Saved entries
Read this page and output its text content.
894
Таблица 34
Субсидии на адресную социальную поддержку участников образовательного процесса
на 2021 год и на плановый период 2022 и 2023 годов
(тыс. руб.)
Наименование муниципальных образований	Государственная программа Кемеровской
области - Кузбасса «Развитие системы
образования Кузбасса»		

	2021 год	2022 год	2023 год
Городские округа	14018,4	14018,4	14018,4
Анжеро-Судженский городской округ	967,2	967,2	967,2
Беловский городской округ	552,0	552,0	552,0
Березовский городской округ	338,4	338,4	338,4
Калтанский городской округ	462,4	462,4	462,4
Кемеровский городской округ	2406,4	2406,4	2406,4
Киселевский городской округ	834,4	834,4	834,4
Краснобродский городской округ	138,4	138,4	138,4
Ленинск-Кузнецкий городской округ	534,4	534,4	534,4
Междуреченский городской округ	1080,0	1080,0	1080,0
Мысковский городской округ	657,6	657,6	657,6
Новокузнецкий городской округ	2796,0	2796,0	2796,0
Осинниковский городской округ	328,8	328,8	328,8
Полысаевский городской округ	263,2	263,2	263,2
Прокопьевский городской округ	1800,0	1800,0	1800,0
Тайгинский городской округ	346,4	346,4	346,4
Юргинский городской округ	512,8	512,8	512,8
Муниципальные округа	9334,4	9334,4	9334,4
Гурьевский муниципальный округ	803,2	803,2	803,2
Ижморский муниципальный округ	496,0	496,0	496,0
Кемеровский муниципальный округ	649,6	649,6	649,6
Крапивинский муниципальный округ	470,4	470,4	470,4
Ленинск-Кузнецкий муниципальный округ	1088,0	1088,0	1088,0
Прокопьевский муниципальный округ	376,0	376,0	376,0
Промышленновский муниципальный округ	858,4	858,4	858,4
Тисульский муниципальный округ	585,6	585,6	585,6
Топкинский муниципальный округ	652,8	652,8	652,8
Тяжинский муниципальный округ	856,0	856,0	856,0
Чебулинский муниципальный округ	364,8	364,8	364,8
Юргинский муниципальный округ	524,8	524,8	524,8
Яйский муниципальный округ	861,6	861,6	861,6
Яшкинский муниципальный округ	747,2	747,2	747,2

AIM: List the lines of the entries that include "Ленинск".

OUTPUT OF THE TASK:
Ленинск-Кузнецкий городской округ	534,4	534,4	534,4
Ленинск-Кузнецкий муниципальный округ	1088,0	1088,0	1088,0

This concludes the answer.